-- WRITTEN PROBLEM --
Print all of the data exactly.

-- MATERIAL PROVIDED --
----

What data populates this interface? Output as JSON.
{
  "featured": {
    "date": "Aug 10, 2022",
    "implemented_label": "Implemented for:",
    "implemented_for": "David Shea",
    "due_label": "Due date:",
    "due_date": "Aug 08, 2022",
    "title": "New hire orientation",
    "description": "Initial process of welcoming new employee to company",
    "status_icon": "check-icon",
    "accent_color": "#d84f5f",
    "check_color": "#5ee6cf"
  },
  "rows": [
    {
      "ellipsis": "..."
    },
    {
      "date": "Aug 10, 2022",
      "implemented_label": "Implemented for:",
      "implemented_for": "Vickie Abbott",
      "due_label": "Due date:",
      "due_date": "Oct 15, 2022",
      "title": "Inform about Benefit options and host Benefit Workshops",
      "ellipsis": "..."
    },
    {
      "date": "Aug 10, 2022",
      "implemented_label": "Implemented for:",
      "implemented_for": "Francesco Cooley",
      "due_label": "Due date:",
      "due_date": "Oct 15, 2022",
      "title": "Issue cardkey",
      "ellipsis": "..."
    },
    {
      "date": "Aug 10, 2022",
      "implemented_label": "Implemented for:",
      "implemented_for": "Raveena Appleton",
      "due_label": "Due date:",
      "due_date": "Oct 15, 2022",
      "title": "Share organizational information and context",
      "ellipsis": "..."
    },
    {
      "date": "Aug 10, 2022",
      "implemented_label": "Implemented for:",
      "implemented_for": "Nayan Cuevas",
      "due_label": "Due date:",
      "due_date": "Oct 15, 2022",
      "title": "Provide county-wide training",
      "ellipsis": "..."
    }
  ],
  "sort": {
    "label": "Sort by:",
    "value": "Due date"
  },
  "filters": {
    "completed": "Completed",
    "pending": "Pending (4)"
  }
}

----

-- EXPECTED ANSWER --
What data populates this interface? Output as JSON.
{
  "featured": {
    "date": "Aug 10, 2022",
    "implemented_label": "Implemented for:",
    "implemented_for": "David Shea",
    "due_label": "Due date:",
    "due_date": "Aug 08, 2022",
    "title": "New hire orientation",
    "description": "Initial process of welcoming new employee to company",
    "status_icon": "check-icon",
    "accent_color": "#d84f5f",
    "check_color": "#5ee6cf"
  },
  "rows": [
    {
      "ellipsis": "..."
    },
    {
      "date": "Aug 10, 2022",
      "implemented_label": "Implemented for:",
      "implemented_for": "Vickie Abbott",
      "due_label": "Due date:",
      "due_date": "Oct 15, 2022",
      "title": "Inform about Benefit options and host Benefit Workshops",
      "ellipsis": "..."
    },
    {
      "date": "Aug 10, 2022",
      "implemented_label": "Implemented for:",
      "implemented_for": "Francesco Cooley",
      "due_label": "Due date:",
      "due_date": "Oct 15, 2022",
      "title": "Issue cardkey",
      "ellipsis": "..."
    },
    {
      "date": "Aug 10, 2022",
      "implemented_label": "Implemented for:",
      "implemented_for": "Raveena Appleton",
      "due_label": "Due date:",
      "due_date": "Oct 15, 2022",
      "title": "Share organizational information and context",
      "ellipsis": "..."
    },
    {
      "date": "Aug 10, 2022",
      "implemented_label": "Implemented for:",
      "implemented_for": "Nayan Cuevas",
      "due_label": "Due date:",
      "due_date": "Oct 15, 2022",
      "title": "Provide county-wide training",
      "ellipsis": "..."
    }
  ],
  "sort": {
    "label": "Sort by:",
    "value": "Due date"
  },
  "filters": {
    "completed": "Completed",
    "pending": "Pending (4)"
  }
}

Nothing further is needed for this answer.